#### Given entries
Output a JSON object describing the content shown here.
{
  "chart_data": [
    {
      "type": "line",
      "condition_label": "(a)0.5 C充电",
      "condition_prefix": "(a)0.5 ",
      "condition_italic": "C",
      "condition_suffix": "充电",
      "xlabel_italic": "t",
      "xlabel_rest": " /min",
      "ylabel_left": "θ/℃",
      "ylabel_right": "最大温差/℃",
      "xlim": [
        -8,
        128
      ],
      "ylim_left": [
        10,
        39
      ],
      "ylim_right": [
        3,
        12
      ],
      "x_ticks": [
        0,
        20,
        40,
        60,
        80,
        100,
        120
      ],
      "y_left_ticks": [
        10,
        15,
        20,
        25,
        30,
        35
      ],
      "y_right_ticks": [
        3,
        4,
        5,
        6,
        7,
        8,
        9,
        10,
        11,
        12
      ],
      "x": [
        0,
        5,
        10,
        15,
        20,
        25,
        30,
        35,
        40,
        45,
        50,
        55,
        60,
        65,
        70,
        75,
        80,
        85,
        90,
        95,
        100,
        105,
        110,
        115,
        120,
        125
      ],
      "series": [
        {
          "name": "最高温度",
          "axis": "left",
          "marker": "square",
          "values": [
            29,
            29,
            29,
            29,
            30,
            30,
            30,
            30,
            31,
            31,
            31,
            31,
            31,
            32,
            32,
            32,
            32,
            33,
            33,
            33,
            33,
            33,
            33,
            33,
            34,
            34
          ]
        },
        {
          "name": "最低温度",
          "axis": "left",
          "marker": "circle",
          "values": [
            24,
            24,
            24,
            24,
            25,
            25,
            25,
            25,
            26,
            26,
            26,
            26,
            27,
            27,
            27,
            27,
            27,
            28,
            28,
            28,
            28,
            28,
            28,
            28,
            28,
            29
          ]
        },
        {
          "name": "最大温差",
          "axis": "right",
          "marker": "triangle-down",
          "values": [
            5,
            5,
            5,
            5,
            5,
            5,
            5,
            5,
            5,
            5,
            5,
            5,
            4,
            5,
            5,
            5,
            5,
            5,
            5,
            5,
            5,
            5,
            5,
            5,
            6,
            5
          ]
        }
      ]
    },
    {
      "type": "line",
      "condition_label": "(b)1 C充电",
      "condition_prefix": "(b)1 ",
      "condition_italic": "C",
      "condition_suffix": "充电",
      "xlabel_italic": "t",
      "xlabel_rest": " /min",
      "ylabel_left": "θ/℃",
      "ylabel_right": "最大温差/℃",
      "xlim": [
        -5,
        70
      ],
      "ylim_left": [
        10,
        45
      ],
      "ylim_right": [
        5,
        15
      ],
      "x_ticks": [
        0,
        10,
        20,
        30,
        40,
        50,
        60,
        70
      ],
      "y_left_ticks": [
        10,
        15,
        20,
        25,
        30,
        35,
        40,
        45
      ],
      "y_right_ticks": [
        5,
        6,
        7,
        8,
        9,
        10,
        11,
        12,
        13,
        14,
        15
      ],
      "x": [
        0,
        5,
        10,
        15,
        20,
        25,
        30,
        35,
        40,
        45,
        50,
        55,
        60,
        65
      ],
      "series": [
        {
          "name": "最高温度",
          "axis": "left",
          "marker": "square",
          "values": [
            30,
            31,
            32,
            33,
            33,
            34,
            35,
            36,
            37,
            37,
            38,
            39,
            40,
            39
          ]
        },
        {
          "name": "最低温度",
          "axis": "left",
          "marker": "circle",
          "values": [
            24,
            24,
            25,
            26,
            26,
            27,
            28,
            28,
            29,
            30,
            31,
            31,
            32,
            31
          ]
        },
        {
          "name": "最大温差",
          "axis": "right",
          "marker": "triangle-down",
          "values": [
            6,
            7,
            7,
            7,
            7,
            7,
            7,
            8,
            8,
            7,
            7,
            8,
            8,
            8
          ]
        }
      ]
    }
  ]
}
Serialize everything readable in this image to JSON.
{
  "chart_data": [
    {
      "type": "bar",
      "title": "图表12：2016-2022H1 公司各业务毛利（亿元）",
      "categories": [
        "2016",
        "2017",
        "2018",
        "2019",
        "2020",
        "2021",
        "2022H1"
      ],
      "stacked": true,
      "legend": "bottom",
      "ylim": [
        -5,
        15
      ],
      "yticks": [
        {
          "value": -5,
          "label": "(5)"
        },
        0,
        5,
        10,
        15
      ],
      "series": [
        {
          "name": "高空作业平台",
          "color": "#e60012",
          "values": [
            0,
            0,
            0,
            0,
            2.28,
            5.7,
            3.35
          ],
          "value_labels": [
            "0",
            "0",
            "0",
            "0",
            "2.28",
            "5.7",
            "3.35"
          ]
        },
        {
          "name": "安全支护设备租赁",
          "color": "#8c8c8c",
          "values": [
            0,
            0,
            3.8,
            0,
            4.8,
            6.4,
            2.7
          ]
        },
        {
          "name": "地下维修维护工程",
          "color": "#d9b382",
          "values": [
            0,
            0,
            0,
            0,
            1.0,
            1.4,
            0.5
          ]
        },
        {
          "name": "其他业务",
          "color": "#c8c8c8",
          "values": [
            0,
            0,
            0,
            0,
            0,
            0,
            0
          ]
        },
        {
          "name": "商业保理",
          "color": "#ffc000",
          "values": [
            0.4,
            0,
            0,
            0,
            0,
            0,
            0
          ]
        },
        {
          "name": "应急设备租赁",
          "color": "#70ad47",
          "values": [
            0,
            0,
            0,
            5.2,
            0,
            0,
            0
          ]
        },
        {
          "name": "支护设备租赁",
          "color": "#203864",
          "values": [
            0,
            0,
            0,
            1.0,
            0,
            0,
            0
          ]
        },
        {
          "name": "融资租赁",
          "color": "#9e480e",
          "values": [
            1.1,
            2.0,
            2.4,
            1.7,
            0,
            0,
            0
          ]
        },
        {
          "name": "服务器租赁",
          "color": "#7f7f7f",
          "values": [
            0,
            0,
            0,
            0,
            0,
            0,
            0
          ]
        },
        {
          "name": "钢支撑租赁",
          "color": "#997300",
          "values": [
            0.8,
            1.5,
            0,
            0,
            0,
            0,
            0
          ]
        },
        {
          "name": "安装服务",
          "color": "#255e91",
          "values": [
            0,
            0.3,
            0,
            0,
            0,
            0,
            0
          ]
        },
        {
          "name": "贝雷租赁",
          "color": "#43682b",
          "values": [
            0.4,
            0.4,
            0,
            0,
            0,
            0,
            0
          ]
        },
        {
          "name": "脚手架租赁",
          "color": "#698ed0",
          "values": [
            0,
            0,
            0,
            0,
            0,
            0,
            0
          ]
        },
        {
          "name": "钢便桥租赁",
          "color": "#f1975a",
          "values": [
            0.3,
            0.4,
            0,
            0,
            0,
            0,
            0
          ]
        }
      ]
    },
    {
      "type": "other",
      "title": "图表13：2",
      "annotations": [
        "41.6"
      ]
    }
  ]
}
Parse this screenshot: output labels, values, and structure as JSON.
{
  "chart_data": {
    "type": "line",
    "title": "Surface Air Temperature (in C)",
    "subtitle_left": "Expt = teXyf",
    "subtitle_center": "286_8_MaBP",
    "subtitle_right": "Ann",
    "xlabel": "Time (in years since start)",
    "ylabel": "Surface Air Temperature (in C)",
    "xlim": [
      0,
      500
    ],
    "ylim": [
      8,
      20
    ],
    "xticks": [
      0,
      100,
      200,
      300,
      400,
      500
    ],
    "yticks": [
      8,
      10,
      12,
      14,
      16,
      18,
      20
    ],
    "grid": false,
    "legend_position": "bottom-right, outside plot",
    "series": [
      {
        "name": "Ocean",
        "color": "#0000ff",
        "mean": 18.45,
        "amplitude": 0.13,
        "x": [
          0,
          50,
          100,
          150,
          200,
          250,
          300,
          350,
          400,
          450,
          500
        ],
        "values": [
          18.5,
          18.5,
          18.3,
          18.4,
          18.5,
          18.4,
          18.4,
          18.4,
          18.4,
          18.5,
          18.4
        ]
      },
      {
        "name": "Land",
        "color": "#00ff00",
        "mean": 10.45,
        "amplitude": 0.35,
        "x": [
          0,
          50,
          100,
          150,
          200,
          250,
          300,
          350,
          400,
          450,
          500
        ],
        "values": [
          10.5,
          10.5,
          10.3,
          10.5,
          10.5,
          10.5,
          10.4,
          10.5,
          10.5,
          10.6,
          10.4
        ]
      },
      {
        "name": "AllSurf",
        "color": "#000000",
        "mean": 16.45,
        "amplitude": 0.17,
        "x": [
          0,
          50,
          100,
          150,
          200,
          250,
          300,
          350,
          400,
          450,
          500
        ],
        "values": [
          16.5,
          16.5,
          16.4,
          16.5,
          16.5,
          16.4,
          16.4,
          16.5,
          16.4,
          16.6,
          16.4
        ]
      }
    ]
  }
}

#### Task brief
Using the listing, say how many lines include the word "this", and add nothing else.

#### Finished task
2